» **Written task**
Copy out each line in the material below that has the word "CubeA".

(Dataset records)
══════════════════════════════
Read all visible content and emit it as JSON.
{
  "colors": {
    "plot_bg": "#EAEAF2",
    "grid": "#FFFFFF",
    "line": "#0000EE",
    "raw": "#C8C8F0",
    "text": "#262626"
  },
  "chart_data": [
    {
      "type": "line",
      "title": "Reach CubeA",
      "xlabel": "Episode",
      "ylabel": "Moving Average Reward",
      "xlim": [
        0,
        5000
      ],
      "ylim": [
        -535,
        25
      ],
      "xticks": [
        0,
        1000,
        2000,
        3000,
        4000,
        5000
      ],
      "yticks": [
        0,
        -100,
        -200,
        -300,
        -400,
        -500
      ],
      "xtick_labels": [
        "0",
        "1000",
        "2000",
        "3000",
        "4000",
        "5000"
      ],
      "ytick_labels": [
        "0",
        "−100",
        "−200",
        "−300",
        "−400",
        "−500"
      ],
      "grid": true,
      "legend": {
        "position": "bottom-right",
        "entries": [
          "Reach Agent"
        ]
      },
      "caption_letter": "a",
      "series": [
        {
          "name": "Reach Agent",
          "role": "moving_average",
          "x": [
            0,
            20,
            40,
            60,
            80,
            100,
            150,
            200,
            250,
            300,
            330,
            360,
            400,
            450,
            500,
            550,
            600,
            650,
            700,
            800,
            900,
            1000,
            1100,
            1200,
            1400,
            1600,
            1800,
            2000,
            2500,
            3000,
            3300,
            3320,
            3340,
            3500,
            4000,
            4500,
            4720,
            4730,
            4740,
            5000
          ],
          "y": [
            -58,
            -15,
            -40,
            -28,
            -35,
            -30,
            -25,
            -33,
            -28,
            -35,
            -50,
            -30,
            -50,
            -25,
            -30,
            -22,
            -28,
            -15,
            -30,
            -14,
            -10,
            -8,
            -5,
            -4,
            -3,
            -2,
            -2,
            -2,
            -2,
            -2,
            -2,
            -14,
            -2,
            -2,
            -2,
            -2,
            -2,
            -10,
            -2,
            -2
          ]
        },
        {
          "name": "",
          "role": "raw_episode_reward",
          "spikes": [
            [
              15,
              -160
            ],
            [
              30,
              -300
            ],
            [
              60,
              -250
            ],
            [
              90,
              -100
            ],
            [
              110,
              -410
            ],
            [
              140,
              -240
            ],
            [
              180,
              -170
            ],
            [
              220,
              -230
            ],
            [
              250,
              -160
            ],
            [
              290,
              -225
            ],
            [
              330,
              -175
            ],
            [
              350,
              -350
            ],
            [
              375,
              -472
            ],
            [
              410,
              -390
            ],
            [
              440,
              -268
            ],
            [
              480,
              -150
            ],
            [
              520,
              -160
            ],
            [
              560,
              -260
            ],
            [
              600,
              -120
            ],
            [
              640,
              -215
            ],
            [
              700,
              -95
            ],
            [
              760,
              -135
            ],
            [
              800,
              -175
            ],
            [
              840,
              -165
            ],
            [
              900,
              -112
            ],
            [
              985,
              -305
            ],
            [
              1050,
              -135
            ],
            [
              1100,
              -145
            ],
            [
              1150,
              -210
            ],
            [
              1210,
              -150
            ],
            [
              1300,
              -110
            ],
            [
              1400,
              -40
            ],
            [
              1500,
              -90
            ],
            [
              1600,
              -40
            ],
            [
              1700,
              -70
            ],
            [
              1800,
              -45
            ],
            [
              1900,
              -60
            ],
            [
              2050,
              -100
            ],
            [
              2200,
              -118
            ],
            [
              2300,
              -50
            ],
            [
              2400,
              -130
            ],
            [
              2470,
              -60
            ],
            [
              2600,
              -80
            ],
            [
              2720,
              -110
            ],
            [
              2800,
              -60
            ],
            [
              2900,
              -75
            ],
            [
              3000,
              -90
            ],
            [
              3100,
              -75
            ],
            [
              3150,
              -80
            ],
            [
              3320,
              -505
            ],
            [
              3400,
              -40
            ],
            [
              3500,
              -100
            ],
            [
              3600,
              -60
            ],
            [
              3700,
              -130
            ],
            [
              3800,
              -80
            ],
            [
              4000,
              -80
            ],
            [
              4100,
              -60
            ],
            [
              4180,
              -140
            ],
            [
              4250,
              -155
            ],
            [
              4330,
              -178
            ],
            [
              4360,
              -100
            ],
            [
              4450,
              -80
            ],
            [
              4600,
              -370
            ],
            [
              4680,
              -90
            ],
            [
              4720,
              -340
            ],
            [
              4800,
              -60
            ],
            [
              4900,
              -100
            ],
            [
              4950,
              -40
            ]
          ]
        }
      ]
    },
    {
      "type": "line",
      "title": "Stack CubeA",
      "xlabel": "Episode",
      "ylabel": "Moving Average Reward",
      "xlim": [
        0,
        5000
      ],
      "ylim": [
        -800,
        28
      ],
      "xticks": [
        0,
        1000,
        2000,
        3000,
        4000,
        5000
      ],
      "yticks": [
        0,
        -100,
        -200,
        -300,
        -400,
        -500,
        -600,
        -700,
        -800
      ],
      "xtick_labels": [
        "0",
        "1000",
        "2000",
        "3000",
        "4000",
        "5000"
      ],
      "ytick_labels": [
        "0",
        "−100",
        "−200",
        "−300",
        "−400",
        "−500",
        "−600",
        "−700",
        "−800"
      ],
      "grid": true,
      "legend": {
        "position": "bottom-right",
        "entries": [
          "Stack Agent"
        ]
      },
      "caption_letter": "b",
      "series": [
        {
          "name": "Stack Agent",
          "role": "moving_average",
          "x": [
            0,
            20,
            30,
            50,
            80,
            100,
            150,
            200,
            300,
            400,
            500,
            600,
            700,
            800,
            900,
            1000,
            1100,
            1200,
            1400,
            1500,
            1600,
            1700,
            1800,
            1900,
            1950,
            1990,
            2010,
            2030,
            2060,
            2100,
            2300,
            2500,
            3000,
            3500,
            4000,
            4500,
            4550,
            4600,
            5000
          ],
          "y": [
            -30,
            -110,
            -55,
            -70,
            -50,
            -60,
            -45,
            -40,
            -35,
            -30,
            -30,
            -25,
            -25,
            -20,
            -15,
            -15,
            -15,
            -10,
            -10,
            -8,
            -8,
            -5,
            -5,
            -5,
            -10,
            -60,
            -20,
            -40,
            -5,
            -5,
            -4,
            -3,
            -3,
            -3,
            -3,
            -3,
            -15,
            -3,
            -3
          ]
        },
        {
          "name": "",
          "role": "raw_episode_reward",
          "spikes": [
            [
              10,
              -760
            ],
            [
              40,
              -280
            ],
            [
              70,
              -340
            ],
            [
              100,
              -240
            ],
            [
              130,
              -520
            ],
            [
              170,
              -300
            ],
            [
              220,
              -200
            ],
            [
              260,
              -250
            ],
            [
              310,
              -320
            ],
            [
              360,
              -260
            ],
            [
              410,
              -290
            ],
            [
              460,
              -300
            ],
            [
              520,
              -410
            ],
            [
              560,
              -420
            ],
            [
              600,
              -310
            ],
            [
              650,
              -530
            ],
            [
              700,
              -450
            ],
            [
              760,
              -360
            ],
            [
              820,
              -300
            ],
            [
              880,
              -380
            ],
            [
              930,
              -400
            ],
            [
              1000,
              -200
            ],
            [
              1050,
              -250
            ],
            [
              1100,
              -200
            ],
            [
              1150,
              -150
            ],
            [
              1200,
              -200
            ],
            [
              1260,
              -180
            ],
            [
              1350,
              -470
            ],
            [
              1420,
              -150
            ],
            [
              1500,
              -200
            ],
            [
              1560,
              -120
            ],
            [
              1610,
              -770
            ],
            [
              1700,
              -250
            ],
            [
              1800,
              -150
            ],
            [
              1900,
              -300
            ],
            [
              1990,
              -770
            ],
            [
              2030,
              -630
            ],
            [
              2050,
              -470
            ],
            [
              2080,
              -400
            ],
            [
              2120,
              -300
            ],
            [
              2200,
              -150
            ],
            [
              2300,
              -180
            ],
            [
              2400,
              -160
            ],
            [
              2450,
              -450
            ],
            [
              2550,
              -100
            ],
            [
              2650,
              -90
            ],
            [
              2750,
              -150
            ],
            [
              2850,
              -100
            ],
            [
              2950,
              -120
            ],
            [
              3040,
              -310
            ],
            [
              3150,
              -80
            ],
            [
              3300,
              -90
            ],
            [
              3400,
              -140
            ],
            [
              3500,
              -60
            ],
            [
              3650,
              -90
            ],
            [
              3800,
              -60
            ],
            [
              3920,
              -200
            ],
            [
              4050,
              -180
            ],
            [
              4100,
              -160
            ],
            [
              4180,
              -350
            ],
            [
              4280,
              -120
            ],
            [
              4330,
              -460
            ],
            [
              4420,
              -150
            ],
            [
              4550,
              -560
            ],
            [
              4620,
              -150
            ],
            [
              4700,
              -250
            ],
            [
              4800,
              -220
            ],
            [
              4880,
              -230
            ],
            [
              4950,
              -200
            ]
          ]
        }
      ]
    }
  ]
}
══════════════════════════════
» **Task result**
      "title": "Reach CubeA",
      "title": "Stack CubeA",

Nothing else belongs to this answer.